## [Dataset items]
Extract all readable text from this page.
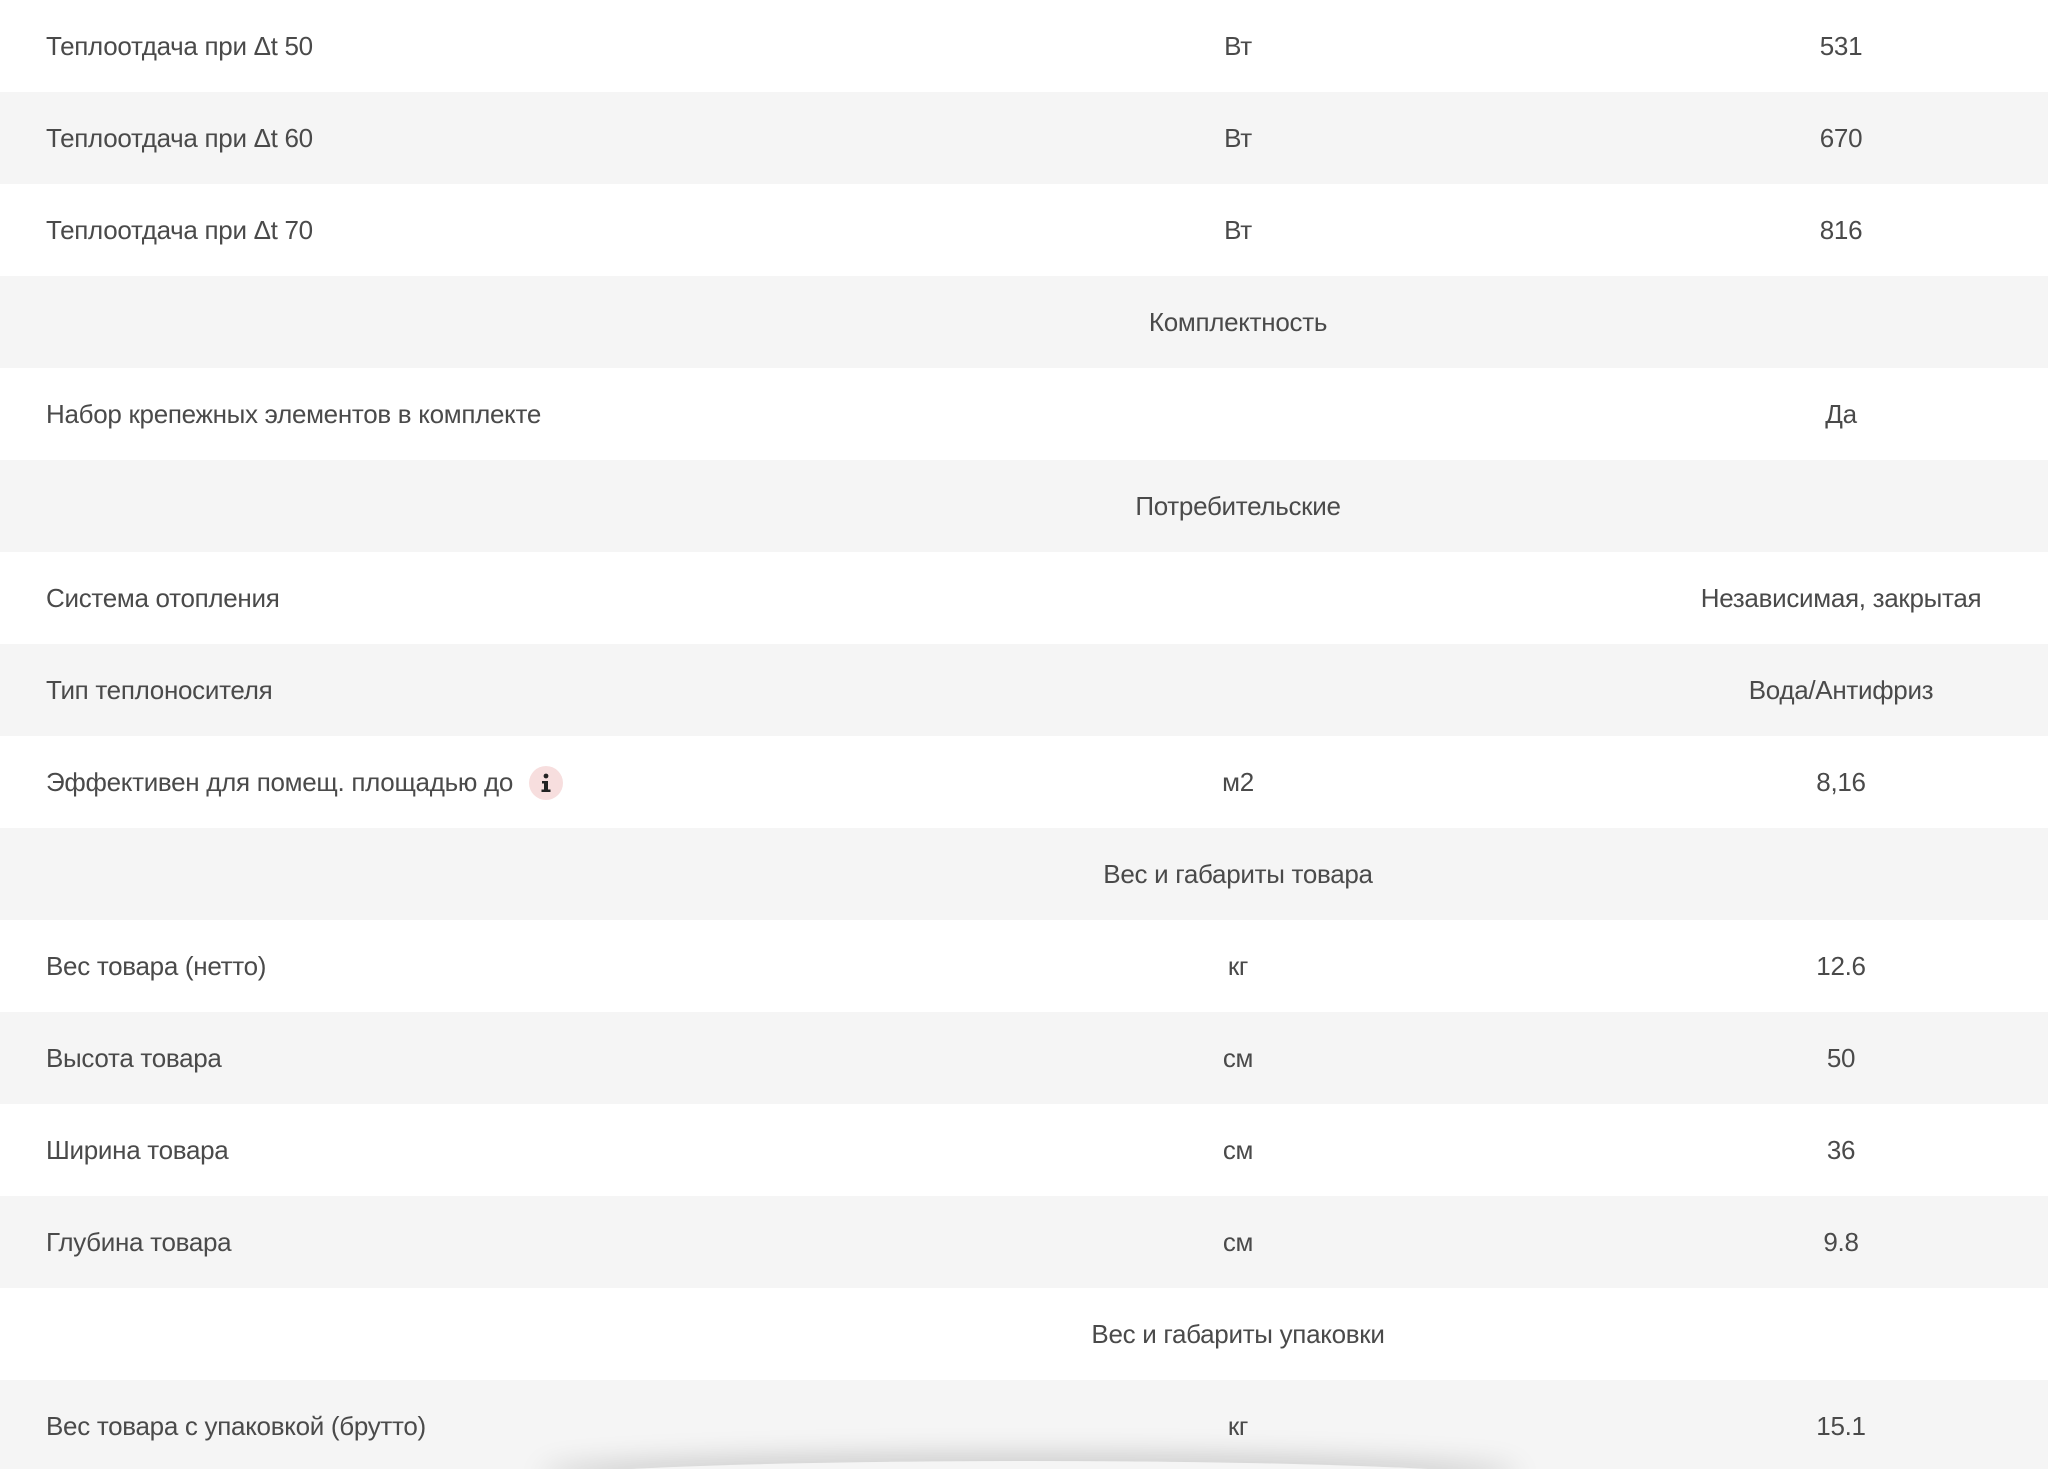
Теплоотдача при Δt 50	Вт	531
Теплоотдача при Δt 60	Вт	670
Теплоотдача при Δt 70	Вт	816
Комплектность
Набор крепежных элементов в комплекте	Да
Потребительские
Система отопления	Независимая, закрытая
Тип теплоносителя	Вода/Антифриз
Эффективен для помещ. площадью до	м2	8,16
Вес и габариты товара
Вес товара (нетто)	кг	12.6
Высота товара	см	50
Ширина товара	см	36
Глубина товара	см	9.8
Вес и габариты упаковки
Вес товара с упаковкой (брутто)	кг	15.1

--

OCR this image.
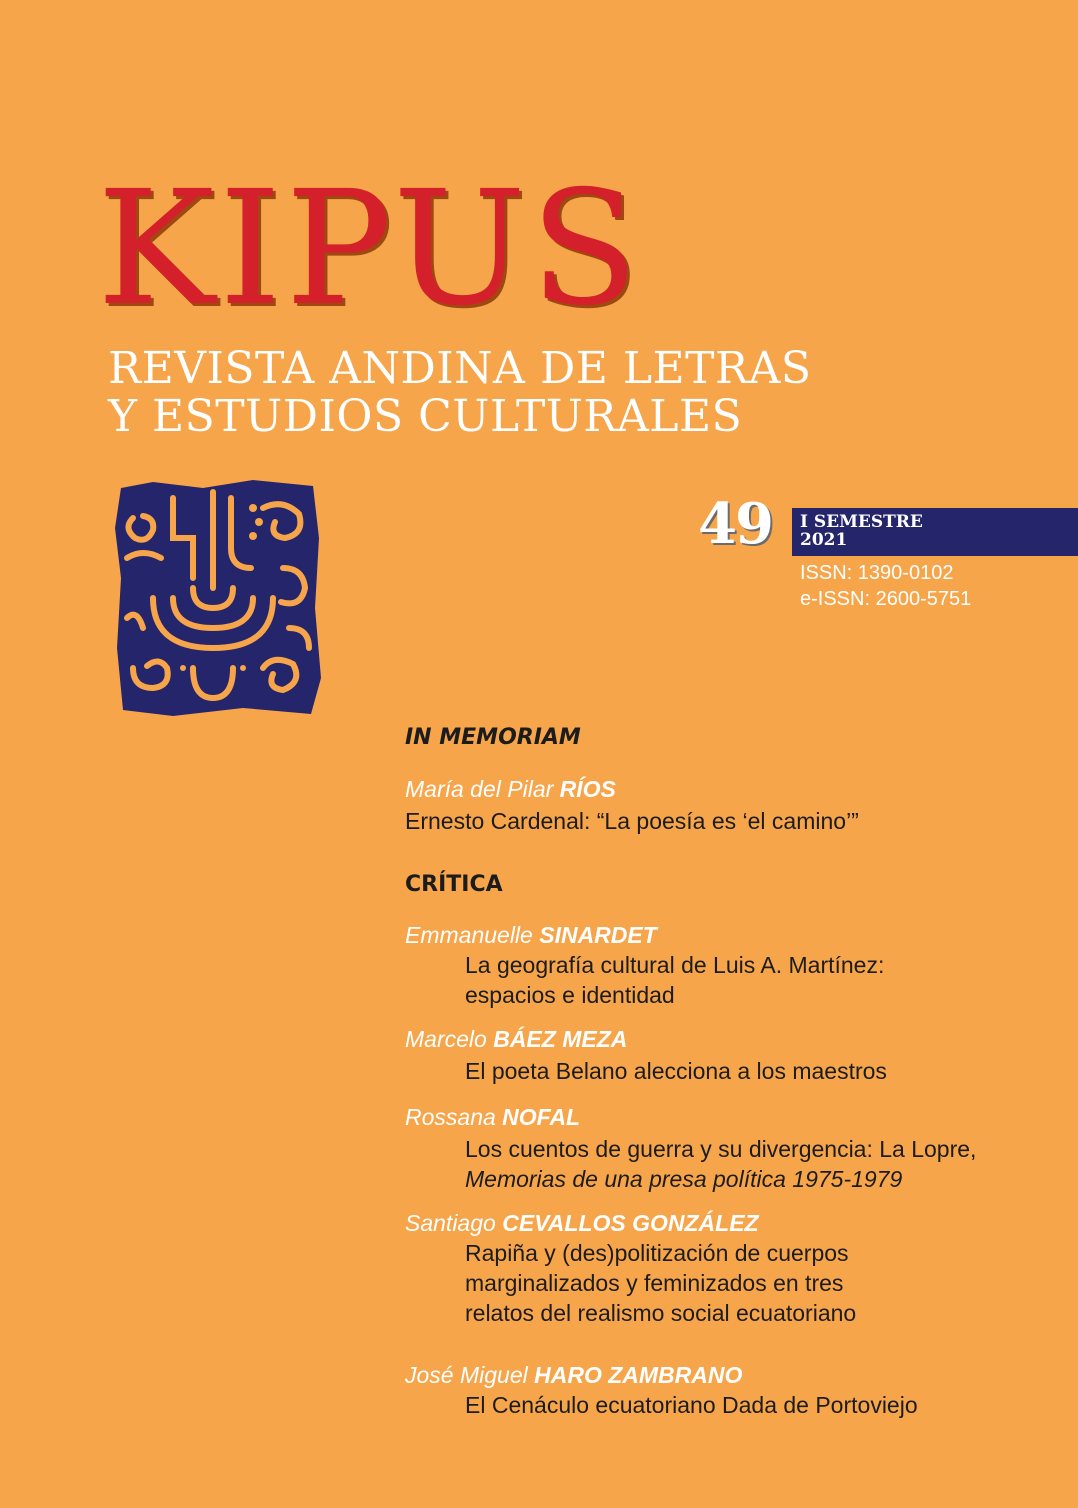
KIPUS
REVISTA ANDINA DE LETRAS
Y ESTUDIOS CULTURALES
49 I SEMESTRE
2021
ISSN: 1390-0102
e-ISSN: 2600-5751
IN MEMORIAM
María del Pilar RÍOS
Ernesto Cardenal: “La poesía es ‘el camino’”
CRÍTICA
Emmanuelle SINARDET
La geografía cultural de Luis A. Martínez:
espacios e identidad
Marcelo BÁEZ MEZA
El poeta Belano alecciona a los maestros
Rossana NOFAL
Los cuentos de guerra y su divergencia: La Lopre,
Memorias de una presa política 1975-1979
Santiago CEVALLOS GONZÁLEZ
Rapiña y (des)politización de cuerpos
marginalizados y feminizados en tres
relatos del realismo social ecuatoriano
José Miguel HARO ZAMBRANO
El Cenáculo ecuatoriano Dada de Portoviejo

* * *

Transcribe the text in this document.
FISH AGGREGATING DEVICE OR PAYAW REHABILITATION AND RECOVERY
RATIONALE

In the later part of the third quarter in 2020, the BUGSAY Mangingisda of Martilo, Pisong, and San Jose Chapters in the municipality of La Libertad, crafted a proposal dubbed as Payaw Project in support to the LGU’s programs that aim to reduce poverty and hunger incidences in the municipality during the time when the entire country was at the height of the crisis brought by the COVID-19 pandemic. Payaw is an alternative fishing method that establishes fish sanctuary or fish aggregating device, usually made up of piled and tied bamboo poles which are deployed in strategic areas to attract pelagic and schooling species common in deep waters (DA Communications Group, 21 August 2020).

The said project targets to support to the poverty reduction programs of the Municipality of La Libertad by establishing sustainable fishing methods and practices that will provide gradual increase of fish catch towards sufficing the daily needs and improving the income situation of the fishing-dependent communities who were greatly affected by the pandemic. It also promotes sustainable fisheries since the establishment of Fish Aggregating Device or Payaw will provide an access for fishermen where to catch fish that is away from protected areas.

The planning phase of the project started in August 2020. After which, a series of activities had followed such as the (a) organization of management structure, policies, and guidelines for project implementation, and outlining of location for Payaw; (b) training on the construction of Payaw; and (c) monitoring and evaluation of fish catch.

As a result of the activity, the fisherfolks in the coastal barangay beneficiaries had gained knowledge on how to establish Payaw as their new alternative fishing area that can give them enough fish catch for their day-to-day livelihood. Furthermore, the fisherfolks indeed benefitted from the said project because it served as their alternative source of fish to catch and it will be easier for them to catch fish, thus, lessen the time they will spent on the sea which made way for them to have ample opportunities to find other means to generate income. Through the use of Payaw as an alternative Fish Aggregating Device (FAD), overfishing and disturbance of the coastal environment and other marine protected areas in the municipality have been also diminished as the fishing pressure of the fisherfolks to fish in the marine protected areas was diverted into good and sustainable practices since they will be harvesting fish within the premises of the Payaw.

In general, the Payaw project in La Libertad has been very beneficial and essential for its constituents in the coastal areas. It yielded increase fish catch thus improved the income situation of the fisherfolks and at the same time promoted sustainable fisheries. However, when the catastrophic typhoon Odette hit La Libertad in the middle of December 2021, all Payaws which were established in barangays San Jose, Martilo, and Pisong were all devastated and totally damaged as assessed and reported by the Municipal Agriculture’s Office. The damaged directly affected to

## [Your goal]
Pick out every line of the listing containing the word "Теплоотдача", and show those lines.

## [Exercise solution]
Теплоотдача при Δt 50	Вт	531
Теплоотдача при Δt 60	Вт	670
Теплоотдача при Δt 70	Вт	816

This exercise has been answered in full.